■ What is asked
Count the lines in the rows that contain the string "sidebar", and give only the number.
-- start of Provided records --
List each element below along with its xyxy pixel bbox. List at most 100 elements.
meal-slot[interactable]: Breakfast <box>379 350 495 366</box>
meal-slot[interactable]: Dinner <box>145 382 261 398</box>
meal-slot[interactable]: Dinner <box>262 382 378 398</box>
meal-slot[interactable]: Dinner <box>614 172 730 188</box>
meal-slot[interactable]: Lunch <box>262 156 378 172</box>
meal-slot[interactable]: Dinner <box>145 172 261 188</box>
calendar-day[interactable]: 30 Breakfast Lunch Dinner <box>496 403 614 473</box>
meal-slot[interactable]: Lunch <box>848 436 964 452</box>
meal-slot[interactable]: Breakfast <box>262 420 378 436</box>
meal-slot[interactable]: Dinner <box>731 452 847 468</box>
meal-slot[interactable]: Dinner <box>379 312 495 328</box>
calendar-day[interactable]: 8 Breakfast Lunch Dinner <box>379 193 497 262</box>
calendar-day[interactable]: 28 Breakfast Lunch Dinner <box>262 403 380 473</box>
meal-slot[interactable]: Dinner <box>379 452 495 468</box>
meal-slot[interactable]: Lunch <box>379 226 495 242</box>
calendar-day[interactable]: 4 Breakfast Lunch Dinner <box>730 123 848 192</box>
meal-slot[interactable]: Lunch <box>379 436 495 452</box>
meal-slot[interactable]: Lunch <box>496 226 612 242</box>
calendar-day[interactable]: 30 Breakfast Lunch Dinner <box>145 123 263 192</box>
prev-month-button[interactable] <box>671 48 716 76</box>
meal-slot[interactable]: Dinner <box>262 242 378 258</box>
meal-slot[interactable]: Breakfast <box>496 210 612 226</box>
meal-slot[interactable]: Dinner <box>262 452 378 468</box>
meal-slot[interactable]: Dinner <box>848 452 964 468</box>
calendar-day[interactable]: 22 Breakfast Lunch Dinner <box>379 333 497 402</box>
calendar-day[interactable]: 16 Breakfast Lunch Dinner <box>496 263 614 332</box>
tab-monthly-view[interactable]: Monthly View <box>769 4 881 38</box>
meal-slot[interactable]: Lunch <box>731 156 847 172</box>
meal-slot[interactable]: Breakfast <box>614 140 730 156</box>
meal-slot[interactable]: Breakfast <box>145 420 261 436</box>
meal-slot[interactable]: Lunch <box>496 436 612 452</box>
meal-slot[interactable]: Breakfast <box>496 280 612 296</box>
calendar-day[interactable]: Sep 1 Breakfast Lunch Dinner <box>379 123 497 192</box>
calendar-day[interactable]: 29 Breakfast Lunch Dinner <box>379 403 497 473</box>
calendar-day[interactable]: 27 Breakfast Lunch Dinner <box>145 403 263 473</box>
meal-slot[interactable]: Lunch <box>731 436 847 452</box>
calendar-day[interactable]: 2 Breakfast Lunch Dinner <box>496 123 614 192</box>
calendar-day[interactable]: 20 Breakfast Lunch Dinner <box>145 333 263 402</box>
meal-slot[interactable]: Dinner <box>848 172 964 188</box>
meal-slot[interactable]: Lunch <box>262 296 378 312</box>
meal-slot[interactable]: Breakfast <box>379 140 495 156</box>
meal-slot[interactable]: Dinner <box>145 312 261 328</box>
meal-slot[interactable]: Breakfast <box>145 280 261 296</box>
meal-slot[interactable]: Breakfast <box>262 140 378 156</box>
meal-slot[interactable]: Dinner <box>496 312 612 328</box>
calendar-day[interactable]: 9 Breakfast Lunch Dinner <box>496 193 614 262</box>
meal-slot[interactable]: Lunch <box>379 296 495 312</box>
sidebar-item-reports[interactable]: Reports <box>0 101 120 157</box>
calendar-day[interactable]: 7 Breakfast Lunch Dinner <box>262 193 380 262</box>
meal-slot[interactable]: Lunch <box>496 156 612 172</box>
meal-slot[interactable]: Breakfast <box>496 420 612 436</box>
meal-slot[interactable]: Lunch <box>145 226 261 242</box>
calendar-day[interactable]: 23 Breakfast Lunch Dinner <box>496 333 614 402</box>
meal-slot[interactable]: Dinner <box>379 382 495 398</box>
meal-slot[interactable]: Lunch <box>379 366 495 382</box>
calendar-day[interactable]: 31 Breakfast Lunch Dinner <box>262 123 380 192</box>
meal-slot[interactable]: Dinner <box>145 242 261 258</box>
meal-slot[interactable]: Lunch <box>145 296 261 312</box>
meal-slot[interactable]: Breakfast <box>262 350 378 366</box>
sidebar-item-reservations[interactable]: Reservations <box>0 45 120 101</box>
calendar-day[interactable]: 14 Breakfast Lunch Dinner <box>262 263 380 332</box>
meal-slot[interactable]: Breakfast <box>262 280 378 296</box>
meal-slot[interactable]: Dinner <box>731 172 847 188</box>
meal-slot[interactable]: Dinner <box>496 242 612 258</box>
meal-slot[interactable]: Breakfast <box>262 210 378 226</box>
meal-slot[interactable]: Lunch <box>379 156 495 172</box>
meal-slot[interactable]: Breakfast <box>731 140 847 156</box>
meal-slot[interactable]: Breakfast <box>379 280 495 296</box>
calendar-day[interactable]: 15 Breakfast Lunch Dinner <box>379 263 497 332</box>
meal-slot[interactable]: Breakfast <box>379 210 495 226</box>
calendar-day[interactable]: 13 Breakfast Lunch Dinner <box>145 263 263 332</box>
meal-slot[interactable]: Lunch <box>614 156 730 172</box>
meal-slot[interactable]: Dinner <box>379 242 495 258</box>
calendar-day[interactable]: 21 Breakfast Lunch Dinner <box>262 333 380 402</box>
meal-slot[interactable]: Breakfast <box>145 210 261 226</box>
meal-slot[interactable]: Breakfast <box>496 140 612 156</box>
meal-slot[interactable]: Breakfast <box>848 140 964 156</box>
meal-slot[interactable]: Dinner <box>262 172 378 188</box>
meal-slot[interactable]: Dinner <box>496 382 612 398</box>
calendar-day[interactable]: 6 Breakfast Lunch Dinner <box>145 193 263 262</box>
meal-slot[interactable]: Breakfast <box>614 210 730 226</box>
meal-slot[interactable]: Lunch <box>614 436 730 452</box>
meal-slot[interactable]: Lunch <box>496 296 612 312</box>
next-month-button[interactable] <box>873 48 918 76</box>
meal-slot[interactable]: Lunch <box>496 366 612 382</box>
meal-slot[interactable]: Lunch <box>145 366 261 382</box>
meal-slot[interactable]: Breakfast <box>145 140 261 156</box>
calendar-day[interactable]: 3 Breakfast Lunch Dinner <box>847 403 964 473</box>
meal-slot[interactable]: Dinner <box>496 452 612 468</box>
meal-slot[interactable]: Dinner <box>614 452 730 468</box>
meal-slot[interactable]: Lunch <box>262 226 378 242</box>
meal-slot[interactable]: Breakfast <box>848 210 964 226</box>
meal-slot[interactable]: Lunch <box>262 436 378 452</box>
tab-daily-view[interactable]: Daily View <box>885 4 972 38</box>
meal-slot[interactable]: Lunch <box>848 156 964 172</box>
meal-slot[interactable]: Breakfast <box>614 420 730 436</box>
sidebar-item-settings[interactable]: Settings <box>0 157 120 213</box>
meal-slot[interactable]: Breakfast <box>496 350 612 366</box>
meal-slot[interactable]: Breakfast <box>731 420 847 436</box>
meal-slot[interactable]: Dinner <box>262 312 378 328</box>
-- end of Provided records --
■ Output of the exercise
3